(begin)
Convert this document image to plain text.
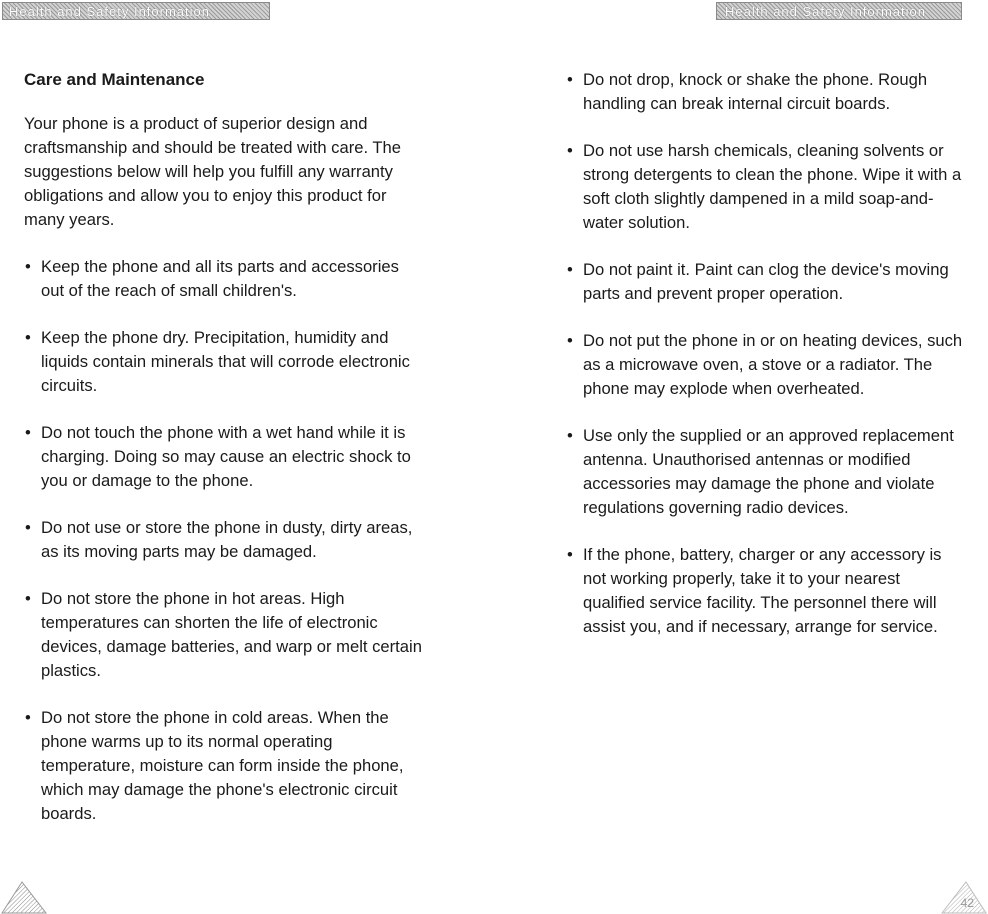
Health and Safety Information	Health and Safety Information
Care and Maintenance
Your phone is a product of superior design and craftsmanship and should be treated with care. The suggestions below will help you fulfill any warranty obligations and allow you to enjoy this product for many years.
• Keep the phone and all its parts and accessories out of the reach of small children's.
• Keep the phone dry. Precipitation, humidity and liquids contain minerals that will corrode electronic circuits.
• Do not touch the phone with a wet hand while it is charging. Doing so may cause an electric shock to you or damage to the phone.
• Do not use or store the phone in dusty, dirty areas, as its moving parts may be damaged.
• Do not store the phone in hot areas. High temperatures can shorten the life of electronic devices, damage batteries, and warp or melt certain plastics.
• Do not store the phone in cold areas. When the phone warms up to its normal operating temperature, moisture can form inside the phone, which may damage the phone's electronic circuit boards.
• Do not drop, knock or shake the phone. Rough handling can break internal circuit boards.
• Do not use harsh chemicals, cleaning solvents or strong detergents to clean the phone. Wipe it with a soft cloth slightly dampened in a mild soap-and-water solution.
• Do not paint it. Paint can clog the device's moving parts and prevent proper operation.
• Do not put the phone in or on heating devices, such as a microwave oven, a stove or a radiator. The phone may explode when overheated.
• Use only the supplied or an approved replacement antenna. Unauthorised antennas or modified accessories may damage the phone and violate regulations governing radio devices.
• If the phone, battery, charger or any accessory is not working properly, take it to your nearest qualified service facility. The personnel there will assist you, and if necessary, arrange for service.
42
(end)
▶ [Task brief]
Go through the data above and transcribe it in full, omitting any image.

▶ [Expected output]
Convert this document image to plain text.
Health and Safety Information	Health and Safety Information
Care and Maintenance
Your phone is a product of superior design and craftsmanship and should be treated with care. The suggestions below will help you fulfill any warranty obligations and allow you to enjoy this product for many years.
• Keep the phone and all its parts and accessories out of the reach of small children's.
• Keep the phone dry. Precipitation, humidity and liquids contain minerals that will corrode electronic circuits.
• Do not touch the phone with a wet hand while it is charging. Doing so may cause an electric shock to you or damage to the phone.
• Do not use or store the phone in dusty, dirty areas, as its moving parts may be damaged.
• Do not store the phone in hot areas. High temperatures can shorten the life of electronic devices, damage batteries, and warp or melt certain plastics.
• Do not store the phone in cold areas. When the phone warms up to its normal operating temperature, moisture can form inside the phone, which may damage the phone's electronic circuit boards.
• Do not drop, knock or shake the phone. Rough handling can break internal circuit boards.
• Do not use harsh chemicals, cleaning solvents or strong detergents to clean the phone. Wipe it with a soft cloth slightly dampened in a mild soap-and-water solution.
• Do not paint it. Paint can clog the device's moving parts and prevent proper operation.
• Do not put the phone in or on heating devices, such as a microwave oven, a stove or a radiator. The phone may explode when overheated.
• Use only the supplied or an approved replacement antenna. Unauthorised antennas or modified accessories may damage the phone and violate regulations governing radio devices.
• If the phone, battery, charger or any accessory is not working properly, take it to your nearest qualified service facility. The personnel there will assist you, and if necessary, arrange for service.
42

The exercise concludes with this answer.